_Instructions for the task_. Can you restate the records below word for word?

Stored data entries
[Begin]

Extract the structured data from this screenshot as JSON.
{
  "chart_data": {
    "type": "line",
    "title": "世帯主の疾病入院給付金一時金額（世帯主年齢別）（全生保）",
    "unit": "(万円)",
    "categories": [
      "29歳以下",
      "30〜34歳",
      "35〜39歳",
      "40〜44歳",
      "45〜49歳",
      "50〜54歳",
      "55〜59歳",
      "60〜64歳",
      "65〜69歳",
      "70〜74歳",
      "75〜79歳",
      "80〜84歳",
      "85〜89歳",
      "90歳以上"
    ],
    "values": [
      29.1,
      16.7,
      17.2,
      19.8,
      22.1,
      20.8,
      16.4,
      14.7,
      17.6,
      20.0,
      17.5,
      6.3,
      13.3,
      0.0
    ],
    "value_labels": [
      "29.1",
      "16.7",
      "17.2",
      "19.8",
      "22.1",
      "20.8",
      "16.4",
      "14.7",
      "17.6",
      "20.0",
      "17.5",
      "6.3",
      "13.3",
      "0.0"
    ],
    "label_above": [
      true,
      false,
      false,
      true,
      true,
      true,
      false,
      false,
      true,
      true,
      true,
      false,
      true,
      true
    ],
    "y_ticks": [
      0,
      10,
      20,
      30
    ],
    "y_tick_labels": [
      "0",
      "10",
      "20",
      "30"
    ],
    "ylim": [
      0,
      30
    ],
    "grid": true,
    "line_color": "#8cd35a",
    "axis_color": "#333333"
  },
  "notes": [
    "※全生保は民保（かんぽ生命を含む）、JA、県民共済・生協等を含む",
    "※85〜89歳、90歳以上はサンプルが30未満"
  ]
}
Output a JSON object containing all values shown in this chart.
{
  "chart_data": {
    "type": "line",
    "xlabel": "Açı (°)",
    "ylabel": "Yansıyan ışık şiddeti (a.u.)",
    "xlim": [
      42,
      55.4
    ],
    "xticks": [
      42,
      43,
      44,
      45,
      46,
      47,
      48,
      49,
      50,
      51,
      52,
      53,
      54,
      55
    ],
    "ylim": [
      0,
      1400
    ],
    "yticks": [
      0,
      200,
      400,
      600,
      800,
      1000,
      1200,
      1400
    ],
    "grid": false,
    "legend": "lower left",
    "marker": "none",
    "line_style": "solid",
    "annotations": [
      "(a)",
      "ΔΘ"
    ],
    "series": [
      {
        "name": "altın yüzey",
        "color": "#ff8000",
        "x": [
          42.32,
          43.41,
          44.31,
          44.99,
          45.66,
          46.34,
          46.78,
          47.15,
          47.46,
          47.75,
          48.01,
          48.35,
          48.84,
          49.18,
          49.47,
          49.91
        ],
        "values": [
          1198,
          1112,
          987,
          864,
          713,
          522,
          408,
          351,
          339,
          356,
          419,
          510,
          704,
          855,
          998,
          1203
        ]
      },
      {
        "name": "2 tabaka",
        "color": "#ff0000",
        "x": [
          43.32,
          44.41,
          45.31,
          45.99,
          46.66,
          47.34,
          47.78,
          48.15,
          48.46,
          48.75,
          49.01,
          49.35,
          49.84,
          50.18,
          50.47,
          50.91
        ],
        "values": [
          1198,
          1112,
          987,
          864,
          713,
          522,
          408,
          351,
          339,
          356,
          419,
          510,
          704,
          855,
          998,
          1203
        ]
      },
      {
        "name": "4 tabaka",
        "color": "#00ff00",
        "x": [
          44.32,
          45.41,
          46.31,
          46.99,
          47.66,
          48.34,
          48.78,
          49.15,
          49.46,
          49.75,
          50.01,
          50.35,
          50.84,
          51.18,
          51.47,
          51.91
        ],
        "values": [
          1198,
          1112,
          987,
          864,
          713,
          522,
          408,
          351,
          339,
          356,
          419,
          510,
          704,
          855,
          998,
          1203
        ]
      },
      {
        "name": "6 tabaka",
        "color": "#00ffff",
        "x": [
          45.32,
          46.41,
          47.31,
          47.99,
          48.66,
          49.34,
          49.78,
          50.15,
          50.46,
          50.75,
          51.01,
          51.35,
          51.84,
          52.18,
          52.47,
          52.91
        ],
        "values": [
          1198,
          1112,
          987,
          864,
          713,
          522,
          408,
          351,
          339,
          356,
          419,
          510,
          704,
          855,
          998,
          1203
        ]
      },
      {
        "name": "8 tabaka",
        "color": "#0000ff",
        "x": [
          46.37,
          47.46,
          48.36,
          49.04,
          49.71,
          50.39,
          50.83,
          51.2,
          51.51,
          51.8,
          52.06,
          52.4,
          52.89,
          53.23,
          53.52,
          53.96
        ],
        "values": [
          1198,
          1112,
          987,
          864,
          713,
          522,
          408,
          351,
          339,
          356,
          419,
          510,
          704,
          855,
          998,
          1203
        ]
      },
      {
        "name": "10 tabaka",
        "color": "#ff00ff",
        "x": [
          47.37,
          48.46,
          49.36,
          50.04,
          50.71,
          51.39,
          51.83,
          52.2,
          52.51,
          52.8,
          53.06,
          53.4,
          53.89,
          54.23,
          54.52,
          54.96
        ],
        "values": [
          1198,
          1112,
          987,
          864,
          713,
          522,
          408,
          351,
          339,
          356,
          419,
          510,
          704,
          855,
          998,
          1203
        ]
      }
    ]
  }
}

[End]

_Written solution_.
Extract the structured data from this screenshot as JSON.
{
  "chart_data": {
    "type": "line",
    "title": "世帯主の疾病入院給付金一時金額（世帯主年齢別）（全生保）",
    "unit": "(万円)",
    "categories": [
      "29歳以下",
      "30〜34歳",
      "35〜39歳",
      "40〜44歳",
      "45〜49歳",
      "50〜54歳",
      "55〜59歳",
      "60〜64歳",
      "65〜69歳",
      "70〜74歳",
      "75〜79歳",
      "80〜84歳",
      "85〜89歳",
      "90歳以上"
    ],
    "values": [
      29.1,
      16.7,
      17.2,
      19.8,
      22.1,
      20.8,
      16.4,
      14.7,
      17.6,
      20.0,
      17.5,
      6.3,
      13.3,
      0.0
    ],
    "value_labels": [
      "29.1",
      "16.7",
      "17.2",
      "19.8",
      "22.1",
      "20.8",
      "16.4",
      "14.7",
      "17.6",
      "20.0",
      "17.5",
      "6.3",
      "13.3",
      "0.0"
    ],
    "label_above": [
      true,
      false,
      false,
      true,
      true,
      true,
      false,
      false,
      true,
      true,
      true,
      false,
      true,
      true
    ],
    "y_ticks": [
      0,
      10,
      20,
      30
    ],
    "y_tick_labels": [
      "0",
      "10",
      "20",
      "30"
    ],
    "ylim": [
      0,
      30
    ],
    "grid": true,
    "line_color": "#8cd35a",
    "axis_color": "#333333"
  },
  "notes": [
    "※全生保は民保（かんぽ生命を含む）、JA、県民共済・生協等を含む",
    "※85〜89歳、90歳以上はサンプルが30未満"
  ]
}
Output a JSON object containing all values shown in this chart.
{
  "chart_data": {
    "type": "line",
    "xlabel": "Açı (°)",
    "ylabel": "Yansıyan ışık şiddeti (a.u.)",
    "xlim": [
      42,
      55.4
    ],
    "xticks": [
      42,
      43,
      44,
      45,
      46,
      47,
      48,
      49,
      50,
      51,
      52,
      53,
      54,
      55
    ],
    "ylim": [
      0,
      1400
    ],
    "yticks": [
      0,
      200,
      400,
      600,
      800,
      1000,
      1200,
      1400
    ],
    "grid": false,
    "legend": "lower left",
    "marker": "none",
    "line_style": "solid",
    "annotations": [
      "(a)",
      "ΔΘ"
    ],
    "series": [
      {
        "name": "altın yüzey",
        "color": "#ff8000",
        "x": [
          42.32,
          43.41,
          44.31,
          44.99,
          45.66,
          46.34,
          46.78,
          47.15,
          47.46,
          47.75,
          48.01,
          48.35,
          48.84,
          49.18,
          49.47,
          49.91
        ],
        "values": [
          1198,
          1112,
          987,
          864,
          713,
          522,
          408,
          351,
          339,
          356,
          419,
          510,
          704,
          855,
          998,
          1203
        ]
      },
      {
        "name": "2 tabaka",
        "color": "#ff0000",
        "x": [
          43.32,
          44.41,
          45.31,
          45.99,
          46.66,
          47.34,
          47.78,
          48.15,
          48.46,
          48.75,
          49.01,
          49.35,
          49.84,
          50.18,
          50.47,
          50.91
        ],
        "values": [
          1198,
          1112,
          987,
          864,
          713,
          522,
          408,
          351,
          339,
          356,
          419,
          510,
          704,
          855,
          998,
          1203
        ]
      },
      {
        "name": "4 tabaka",
        "color": "#00ff00",
        "x": [
          44.32,
          45.41,
          46.31,
          46.99,
          47.66,
          48.34,
          48.78,
          49.15,
          49.46,
          49.75,
          50.01,
          50.35,
          50.84,
          51.18,
          51.47,
          51.91
        ],
        "values": [
          1198,
          1112,
          987,
          864,
          713,
          522,
          408,
          351,
          339,
          356,
          419,
          510,
          704,
          855,
          998,
          1203
        ]
      },
      {
        "name": "6 tabaka",
        "color": "#00ffff",
        "x": [
          45.32,
          46.41,
          47.31,
          47.99,
          48.66,
          49.34,
          49.78,
          50.15,
          50.46,
          50.75,
          51.01,
          51.35,
          51.84,
          52.18,
          52.47,
          52.91
        ],
        "values": [
          1198,
          1112,
          987,
          864,
          713,
          522,
          408,
          351,
          339,
          356,
          419,
          510,
          704,
          855,
          998,
          1203
        ]
      },
      {
        "name": "8 tabaka",
        "color": "#0000ff",
        "x": [
          46.37,
          47.46,
          48.36,
          49.04,
          49.71,
          50.39,
          50.83,
          51.2,
          51.51,
          51.8,
          52.06,
          52.4,
          52.89,
          53.23,
          53.52,
          53.96
        ],
        "values": [
          1198,
          1112,
          987,
          864,
          713,
          522,
          408,
          351,
          339,
          356,
          419,
          510,
          704,
          855,
          998,
          1203
        ]
      },
      {
        "name": "10 tabaka",
        "color": "#ff00ff",
        "x": [
          47.37,
          48.46,
          49.36,
          50.04,
          50.71,
          51.39,
          51.83,
          52.2,
          52.51,
          52.8,
          53.06,
          53.4,
          53.89,
          54.23,
          54.52,
          54.96
        ],
        "values": [
          1198,
          1112,
          987,
          864,
          713,
          522,
          408,
          351,
          339,
          356,
          419,
          510,
          704,
          855,
          998,
          1203
        ]
      }
    ]
  }
}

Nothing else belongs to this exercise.